> **EXERCISE BRIEF**:
Reproduce all of the entries below line for line, changing nothing.

> **INFORMATION SUPPLIED**:
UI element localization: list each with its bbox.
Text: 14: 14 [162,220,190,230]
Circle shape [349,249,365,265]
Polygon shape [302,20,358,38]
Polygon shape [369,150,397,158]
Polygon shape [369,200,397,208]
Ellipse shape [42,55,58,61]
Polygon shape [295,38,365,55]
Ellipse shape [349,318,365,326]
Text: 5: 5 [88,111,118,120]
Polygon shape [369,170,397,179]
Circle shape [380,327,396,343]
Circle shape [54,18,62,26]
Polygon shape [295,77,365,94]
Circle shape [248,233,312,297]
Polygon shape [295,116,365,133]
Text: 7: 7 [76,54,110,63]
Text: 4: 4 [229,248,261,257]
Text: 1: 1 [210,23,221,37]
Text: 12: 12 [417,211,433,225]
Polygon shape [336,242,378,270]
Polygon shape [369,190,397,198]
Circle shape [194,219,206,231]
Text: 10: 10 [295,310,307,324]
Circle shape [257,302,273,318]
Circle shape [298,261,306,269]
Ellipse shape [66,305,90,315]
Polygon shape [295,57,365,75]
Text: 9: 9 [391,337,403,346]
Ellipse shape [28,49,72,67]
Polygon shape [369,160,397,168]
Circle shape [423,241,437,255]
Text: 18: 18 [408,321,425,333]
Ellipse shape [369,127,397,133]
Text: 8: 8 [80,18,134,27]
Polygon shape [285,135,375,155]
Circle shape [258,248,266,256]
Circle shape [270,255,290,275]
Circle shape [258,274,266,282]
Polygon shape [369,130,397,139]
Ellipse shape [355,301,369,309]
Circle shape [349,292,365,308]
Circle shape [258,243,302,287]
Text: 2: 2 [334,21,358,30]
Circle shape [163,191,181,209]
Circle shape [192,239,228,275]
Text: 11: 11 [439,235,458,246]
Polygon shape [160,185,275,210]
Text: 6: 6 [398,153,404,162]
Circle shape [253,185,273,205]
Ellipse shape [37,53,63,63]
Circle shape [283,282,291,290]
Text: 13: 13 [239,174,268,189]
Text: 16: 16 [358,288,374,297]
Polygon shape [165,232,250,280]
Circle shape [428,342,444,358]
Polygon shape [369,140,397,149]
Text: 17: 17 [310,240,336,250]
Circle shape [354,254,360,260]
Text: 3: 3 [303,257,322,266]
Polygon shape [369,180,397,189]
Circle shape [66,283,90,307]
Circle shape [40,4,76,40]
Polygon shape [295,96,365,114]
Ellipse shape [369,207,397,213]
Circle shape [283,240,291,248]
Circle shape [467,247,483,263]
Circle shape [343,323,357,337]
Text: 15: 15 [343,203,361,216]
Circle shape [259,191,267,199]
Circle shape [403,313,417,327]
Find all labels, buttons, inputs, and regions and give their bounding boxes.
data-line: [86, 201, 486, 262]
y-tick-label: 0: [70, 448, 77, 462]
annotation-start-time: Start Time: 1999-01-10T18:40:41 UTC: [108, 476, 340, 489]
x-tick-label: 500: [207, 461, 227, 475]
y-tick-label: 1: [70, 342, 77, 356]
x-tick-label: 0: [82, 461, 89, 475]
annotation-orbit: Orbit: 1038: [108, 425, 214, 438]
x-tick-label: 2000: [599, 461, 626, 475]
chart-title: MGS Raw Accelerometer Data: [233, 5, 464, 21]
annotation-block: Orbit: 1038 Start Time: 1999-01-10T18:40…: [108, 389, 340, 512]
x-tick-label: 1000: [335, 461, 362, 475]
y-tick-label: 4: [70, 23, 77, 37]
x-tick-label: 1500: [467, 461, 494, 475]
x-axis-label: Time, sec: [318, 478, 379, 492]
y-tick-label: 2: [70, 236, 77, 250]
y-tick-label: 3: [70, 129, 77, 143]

> **SOLUTION FOR THIS TASK**:
UI element localization: list each with its bbox.
Text: 14: 14 [162,220,190,230]
Circle shape [349,249,365,265]
Polygon shape [302,20,358,38]
Polygon shape [369,150,397,158]
Polygon shape [369,200,397,208]
Ellipse shape [42,55,58,61]
Polygon shape [295,38,365,55]
Ellipse shape [349,318,365,326]
Text: 5: 5 [88,111,118,120]
Polygon shape [369,170,397,179]
Circle shape [380,327,396,343]
Circle shape [54,18,62,26]
Polygon shape [295,77,365,94]
Circle shape [248,233,312,297]
Polygon shape [295,116,365,133]
Text: 7: 7 [76,54,110,63]
Text: 4: 4 [229,248,261,257]
Text: 1: 1 [210,23,221,37]
Text: 12: 12 [417,211,433,225]
Polygon shape [336,242,378,270]
Polygon shape [369,190,397,198]
Circle shape [194,219,206,231]
Text: 10: 10 [295,310,307,324]
Circle shape [257,302,273,318]
Circle shape [298,261,306,269]
Ellipse shape [66,305,90,315]
Polygon shape [295,57,365,75]
Text: 9: 9 [391,337,403,346]
Ellipse shape [28,49,72,67]
Polygon shape [369,160,397,168]
Circle shape [423,241,437,255]
Text: 18: 18 [408,321,425,333]
Ellipse shape [369,127,397,133]
Text: 8: 8 [80,18,134,27]
Polygon shape [285,135,375,155]
Circle shape [258,248,266,256]
Circle shape [270,255,290,275]
Circle shape [258,274,266,282]
Polygon shape [369,130,397,139]
Ellipse shape [355,301,369,309]
Circle shape [349,292,365,308]
Circle shape [258,243,302,287]
Text: 2: 2 [334,21,358,30]
Circle shape [163,191,181,209]
Circle shape [192,239,228,275]
Text: 11: 11 [439,235,458,246]
Polygon shape [160,185,275,210]
Text: 6: 6 [398,153,404,162]
Circle shape [253,185,273,205]
Ellipse shape [37,53,63,63]
Circle shape [283,282,291,290]
Text: 13: 13 [239,174,268,189]
Text: 16: 16 [358,288,374,297]
Polygon shape [165,232,250,280]
Circle shape [428,342,444,358]
Polygon shape [369,140,397,149]
Text: 17: 17 [310,240,336,250]
Circle shape [354,254,360,260]
Text: 3: 3 [303,257,322,266]
Polygon shape [369,180,397,189]
Circle shape [66,283,90,307]
Circle shape [40,4,76,40]
Polygon shape [295,96,365,114]
Ellipse shape [369,207,397,213]
Circle shape [283,240,291,248]
Circle shape [467,247,483,263]
Circle shape [343,323,357,337]
Text: 15: 15 [343,203,361,216]
Circle shape [259,191,267,199]
Circle shape [403,313,417,327]
Find all labels, buttons, inputs, and regions and give their bounding boxes.
data-line: [86, 201, 486, 262]
y-tick-label: 0: [70, 448, 77, 462]
annotation-start-time: Start Time: 1999-01-10T18:40:41 UTC: [108, 476, 340, 489]
x-tick-label: 500: [207, 461, 227, 475]
y-tick-label: 1: [70, 342, 77, 356]
x-tick-label: 0: [82, 461, 89, 475]
annotation-orbit: Orbit: 1038: [108, 425, 214, 438]
x-tick-label: 2000: [599, 461, 626, 475]
chart-title: MGS Raw Accelerometer Data: [233, 5, 464, 21]
annotation-block: Orbit: 1038 Start Time: 1999-01-10T18:40…: [108, 389, 340, 512]
x-tick-label: 1000: [335, 461, 362, 475]
y-tick-label: 4: [70, 23, 77, 37]
x-tick-label: 1500: [467, 461, 494, 475]
x-axis-label: Time, sec: [318, 478, 379, 492]
y-tick-label: 2: [70, 236, 77, 250]
y-tick-label: 3: [70, 129, 77, 143]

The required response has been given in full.